Extracted records
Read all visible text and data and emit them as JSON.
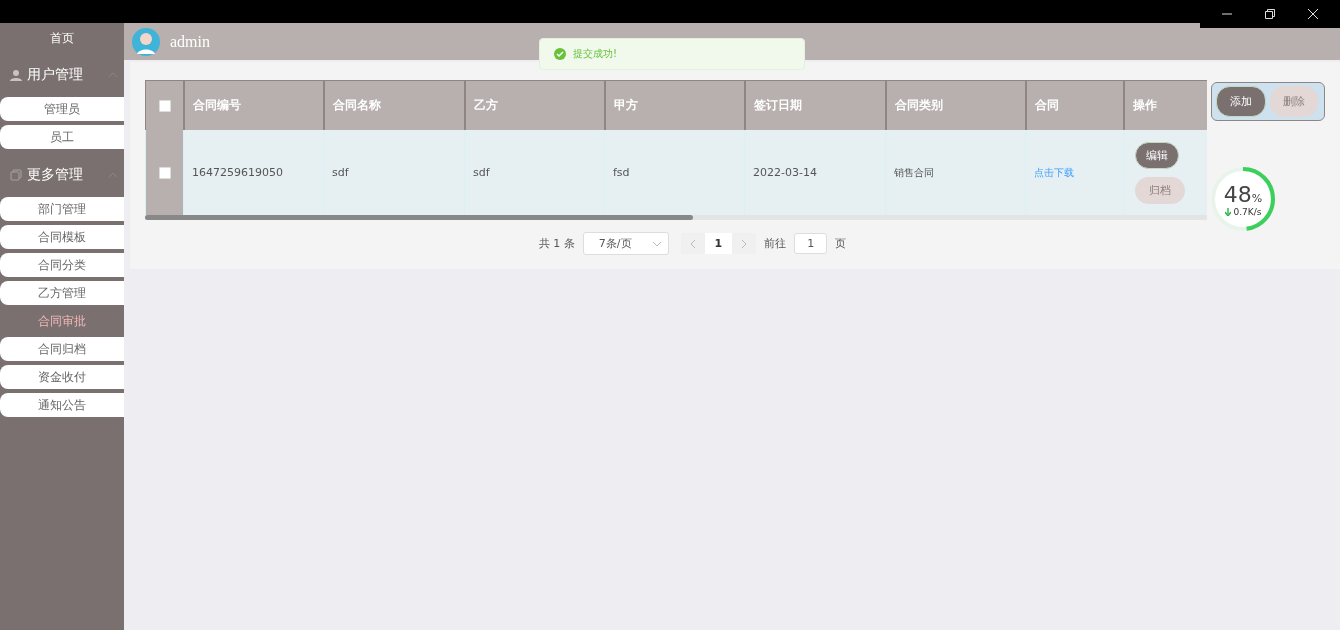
{
  "sidebar": {
    "items": [
      {
        "kind": "link",
        "label": "首页"
      },
      {
        "kind": "group",
        "label": "用户管理",
        "expanded": true,
        "children": [
          {
            "label": "管理员",
            "selected": false
          },
          {
            "label": "员工",
            "selected": false
          }
        ]
      },
      {
        "kind": "group",
        "label": "更多管理",
        "expanded": true,
        "children": [
          {
            "label": "部门管理",
            "selected": false
          },
          {
            "label": "合同模板",
            "selected": false
          },
          {
            "label": "合同分类",
            "selected": false
          },
          {
            "label": "乙方管理",
            "selected": false
          },
          {
            "label": "合同审批",
            "selected": true
          },
          {
            "label": "合同归档",
            "selected": false
          },
          {
            "label": "资金收付",
            "selected": false
          },
          {
            "label": "通知公告",
            "selected": false
          }
        ]
      }
    ]
  },
  "header": {
    "username": "admin"
  },
  "toast": {
    "kind": "success",
    "message": "提交成功!"
  },
  "table": {
    "select_all_checked": false,
    "columns": [
      "合同编号",
      "合同名称",
      "乙方",
      "甲方",
      "签订日期",
      "合同类别",
      "合同",
      "操作"
    ],
    "rows": [
      {
        "checked": false,
        "cells": [
          {
            "kind": "text",
            "text": "1647259619050"
          },
          {
            "kind": "text",
            "text": "sdf"
          },
          {
            "kind": "text",
            "text": "sdf"
          },
          {
            "kind": "text",
            "text": "fsd"
          },
          {
            "kind": "text",
            "text": "2022-03-14"
          },
          {
            "kind": "small",
            "text": "销售合同"
          },
          {
            "kind": "link",
            "text": "点击下载"
          }
        ],
        "actions": [
          {
            "label": "编辑",
            "kind": "primary"
          },
          {
            "label": "归档",
            "kind": "muted"
          }
        ]
      }
    ]
  },
  "toolbar": [
    {
      "label": "添加",
      "kind": "primary"
    },
    {
      "label": "删除",
      "kind": "muted"
    }
  ],
  "pagination": {
    "total": "共 1 条",
    "page_size": "7条/页",
    "pages": [
      {
        "label": "1",
        "selected": true
      }
    ],
    "goto_label": "前往",
    "goto_value": "1",
    "goto_suffix": "页"
  },
  "speed_meter": {
    "percent": "48",
    "unit": "%",
    "level": 0.48,
    "speed": "0.7K/s"
  }
}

OBJECTIVE ▸ All of the lines above should be printed exactly, minus the pictures.

COMPLETED EXERCISE ▸
Read all visible text and data and emit them as JSON.
{
  "sidebar": {
    "items": [
      {
        "kind": "link",
        "label": "首页"
      },
      {
        "kind": "group",
        "label": "用户管理",
        "expanded": true,
        "children": [
          {
            "label": "管理员",
            "selected": false
          },
          {
            "label": "员工",
            "selected": false
          }
        ]
      },
      {
        "kind": "group",
        "label": "更多管理",
        "expanded": true,
        "children": [
          {
            "label": "部门管理",
            "selected": false
          },
          {
            "label": "合同模板",
            "selected": false
          },
          {
            "label": "合同分类",
            "selected": false
          },
          {
            "label": "乙方管理",
            "selected": false
          },
          {
            "label": "合同审批",
            "selected": true
          },
          {
            "label": "合同归档",
            "selected": false
          },
          {
            "label": "资金收付",
            "selected": false
          },
          {
            "label": "通知公告",
            "selected": false
          }
        ]
      }
    ]
  },
  "header": {
    "username": "admin"
  },
  "toast": {
    "kind": "success",
    "message": "提交成功!"
  },
  "table": {
    "select_all_checked": false,
    "columns": [
      "合同编号",
      "合同名称",
      "乙方",
      "甲方",
      "签订日期",
      "合同类别",
      "合同",
      "操作"
    ],
    "rows": [
      {
        "checked": false,
        "cells": [
          {
            "kind": "text",
            "text": "1647259619050"
          },
          {
            "kind": "text",
            "text": "sdf"
          },
          {
            "kind": "text",
            "text": "sdf"
          },
          {
            "kind": "text",
            "text": "fsd"
          },
          {
            "kind": "text",
            "text": "2022-03-14"
          },
          {
            "kind": "small",
            "text": "销售合同"
          },
          {
            "kind": "link",
            "text": "点击下载"
          }
        ],
        "actions": [
          {
            "label": "编辑",
            "kind": "primary"
          },
          {
            "label": "归档",
            "kind": "muted"
          }
        ]
      }
    ]
  },
  "toolbar": [
    {
      "label": "添加",
      "kind": "primary"
    },
    {
      "label": "删除",
      "kind": "muted"
    }
  ],
  "pagination": {
    "total": "共 1 条",
    "page_size": "7条/页",
    "pages": [
      {
        "label": "1",
        "selected": true
      }
    ],
    "goto_label": "前往",
    "goto_value": "1",
    "goto_suffix": "页"
  },
  "speed_meter": {
    "percent": "48",
    "unit": "%",
    "level": 0.48,
    "speed": "0.7K/s"
  }
}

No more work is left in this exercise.